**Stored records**
-- START --
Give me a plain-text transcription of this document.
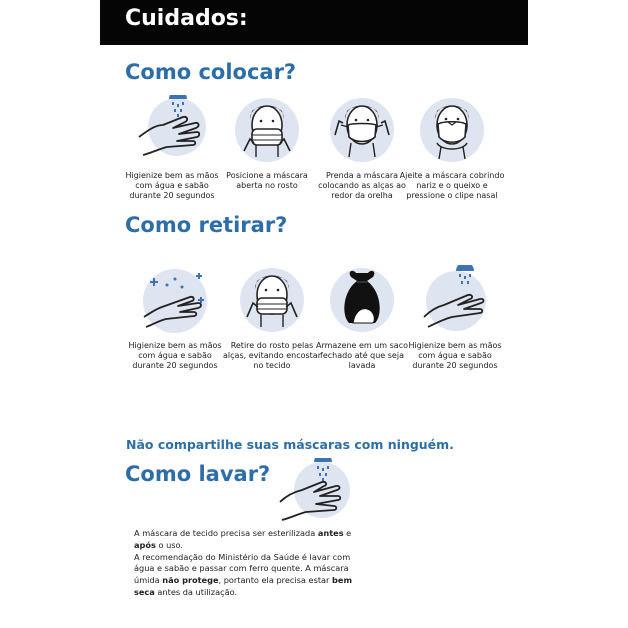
Cuidados:
Como colocar?
Higienize bem as mãos com água e sabão durante 20 segundos
Posicione a máscara aberta no rosto
Prenda a máscara colocando as alças ao redor da orelha
Ajeite a máscara cobrindo nariz e o queixo e pressione o clipe nasal
Como retirar?
Higienize bem as mãos com água e sabão durante 20 segundos
Retire do rosto pelas alças, evitando encostar no tecido
Armazene em um saco fechado até que seja lavada
Higienize bem as mãos com água e sabão durante 20 segundos
Não compartilhe suas máscaras com ninguém.
Como lavar?

A máscara de tecido precisa ser esterilizada antes e após o uso.

A recomendação do Ministério da Saúde é lavar com água e sabão e passar com ferro quente. A máscara úmida não protege, portanto ela precisa estar bem seca antes da utilização.
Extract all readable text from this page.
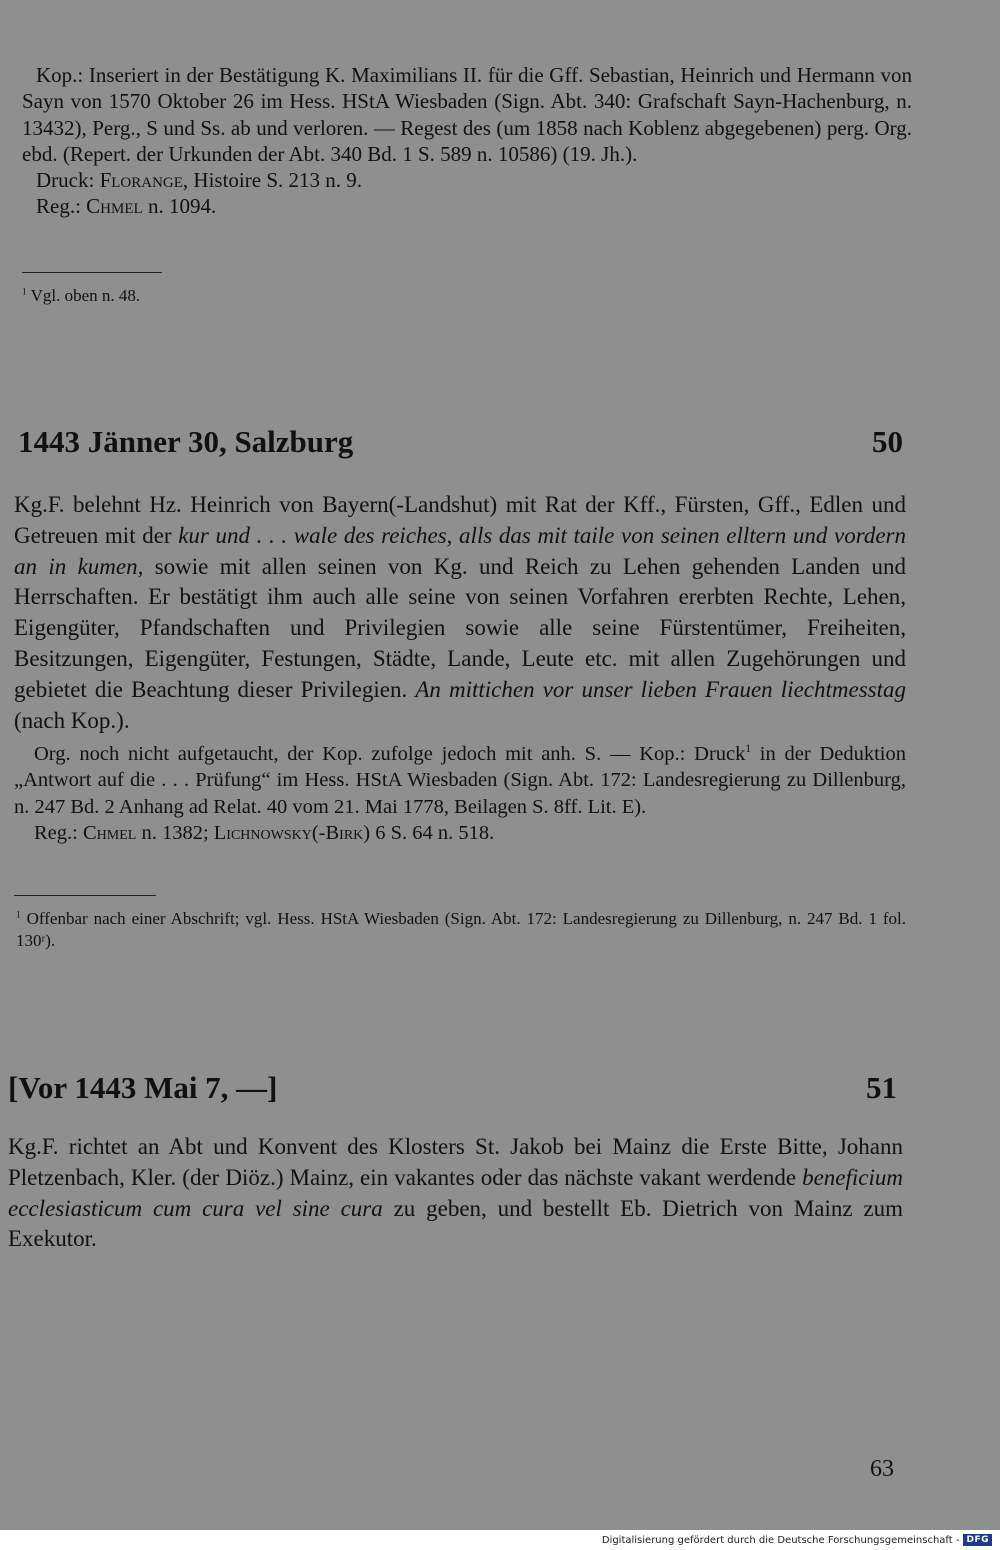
Kop.: Inseriert in der Bestätigung K. Maximilians II. für die Gff. Sebastian, Heinrich und Hermann von Sayn von 1570 Oktober 26 im Hess. HStA Wiesbaden (Sign. Abt. 340: Grafschaft Sayn-Hachenburg, n. 13432), Perg., S und Ss. ab und verloren. — Regest des (um 1858 nach Koblenz abgegebenen) perg. Org. ebd. (Repert. der Urkunden der Abt. 340 Bd. 1 S. 589 n. 10586) (19. Jh.).

Druck: Florange, Histoire S. 213 n. 9.

Reg.: Chmel n. 1094.

$^1$ Vgl. oben n. 48.

1443 Jänner 30, Salzburg	50

Kg.F. belehnt Hz. Heinrich von Bayern(-Landshut) mit Rat der Kff., Fürsten, Gff., Edlen und Getreuen mit der kur und . . . wale des reiches, alls das mit taile von seinen elltern und vordern an in kumen, sowie mit allen seinen von Kg. und Reich zu Lehen gehenden Landen und Herrschaften. Er bestätigt ihm auch alle seine von seinen Vorfahren ererbten Rechte, Lehen, Eigengüter, Pfandschaften und Privilegien sowie alle seine Fürstentümer, Freiheiten, Besitzungen, Eigengüter, Festungen, Städte, Lande, Leute etc. mit allen Zugehörungen und gebietet die Beachtung dieser Privilegien. An mittichen vor unser lieben Frauen liechtmesstag (nach Kop.).

Org. noch nicht aufgetaucht, der Kop. zufolge jedoch mit anh. S. — Kop.: Druck$^1$ in der Deduktion „Antwort auf die . . . Prüfung“ im Hess. HStA Wiesbaden (Sign. Abt. 172: Landesregierung zu Dillenburg, n. 247 Bd. 2 Anhang ad Relat. 40 vom 21. Mai 1778, Beilagen S. 8ff. Lit. E).

Reg.: Chmel n. 1382; Lichnowsky(-Birk) 6 S. 64 n. 518.

$^1$ Offenbar nach einer Abschrift; vgl. Hess. HStA Wiesbaden (Sign. Abt. 172: Landesregierung zu Dillenburg, n. 247 Bd. 1 fol. 130ʳ).

[Vor 1443 Mai 7, —]	51

Kg.F. richtet an Abt und Konvent des Klosters St. Jakob bei Mainz die Erste Bitte, Johann Pletzenbach, Kler. (der Diöz.) Mainz, ein vakantes oder das nächste vakant werdende beneficium ecclesiasticum cum cura vel sine cura zu geben, und bestellt Eb. Dietrich von Mainz zum Exekutor.

63
Digitalisierung gefördert durch die Deutsche Forschungsgemeinschaft - DFG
-- END --
**Objective**
Excluding the pictures, reproduce every entry exactly as given.

**Written response**
Give me a plain-text transcription of this document.
Cuidados:
Como colocar?
Higienize bem as mãos com água e sabão durante 20 segundos
Posicione a máscara aberta no rosto
Prenda a máscara colocando as alças ao redor da orelha
Ajeite a máscara cobrindo nariz e o queixo e pressione o clipe nasal
Como retirar?
Higienize bem as mãos com água e sabão durante 20 segundos
Retire do rosto pelas alças, evitando encostar no tecido
Armazene em um saco fechado até que seja lavada
Higienize bem as mãos com água e sabão durante 20 segundos
Não compartilhe suas máscaras com ninguém.
Como lavar?

A máscara de tecido precisa ser esterilizada antes e após o uso.

A recomendação do Ministério da Saúde é lavar com água e sabão e passar com ferro quente. A máscara úmida não protege, portanto ela precisa estar bem seca antes da utilização.
Extract all readable text from this page.
Kop.: Inseriert in der Bestätigung K. Maximilians II. für die Gff. Sebastian, Heinrich und Hermann von Sayn von 1570 Oktober 26 im Hess. HStA Wiesbaden (Sign. Abt. 340: Grafschaft Sayn-Hachenburg, n. 13432), Perg., S und Ss. ab und verloren. — Regest des (um 1858 nach Koblenz abgegebenen) perg. Org. ebd. (Repert. der Urkunden der Abt. 340 Bd. 1 S. 589 n. 10586) (19. Jh.).

Druck: Florange, Histoire S. 213 n. 9.

Reg.: Chmel n. 1094.

$^1$ Vgl. oben n. 48.

1443 Jänner 30, Salzburg	50

Kg.F. belehnt Hz. Heinrich von Bayern(-Landshut) mit Rat der Kff., Fürsten, Gff., Edlen und Getreuen mit der kur und . . . wale des reiches, alls das mit taile von seinen elltern und vordern an in kumen, sowie mit allen seinen von Kg. und Reich zu Lehen gehenden Landen und Herrschaften. Er bestätigt ihm auch alle seine von seinen Vorfahren ererbten Rechte, Lehen, Eigengüter, Pfandschaften und Privilegien sowie alle seine Fürstentümer, Freiheiten, Besitzungen, Eigengüter, Festungen, Städte, Lande, Leute etc. mit allen Zugehörungen und gebietet die Beachtung dieser Privilegien. An mittichen vor unser lieben Frauen liechtmesstag (nach Kop.).

Org. noch nicht aufgetaucht, der Kop. zufolge jedoch mit anh. S. — Kop.: Druck$^1$ in der Deduktion „Antwort auf die . . . Prüfung“ im Hess. HStA Wiesbaden (Sign. Abt. 172: Landesregierung zu Dillenburg, n. 247 Bd. 2 Anhang ad Relat. 40 vom 21. Mai 1778, Beilagen S. 8ff. Lit. E).

Reg.: Chmel n. 1382; Lichnowsky(-Birk) 6 S. 64 n. 518.

$^1$ Offenbar nach einer Abschrift; vgl. Hess. HStA Wiesbaden (Sign. Abt. 172: Landesregierung zu Dillenburg, n. 247 Bd. 1 fol. 130ʳ).

[Vor 1443 Mai 7, —]	51

Kg.F. richtet an Abt und Konvent des Klosters St. Jakob bei Mainz die Erste Bitte, Johann Pletzenbach, Kler. (der Diöz.) Mainz, ein vakantes oder das nächste vakant werdende beneficium ecclesiasticum cum cura vel sine cura zu geben, und bestellt Eb. Dietrich von Mainz zum Exekutor.

63
Digitalisierung gefördert durch die Deutsche Forschungsgemeinschaft - DFG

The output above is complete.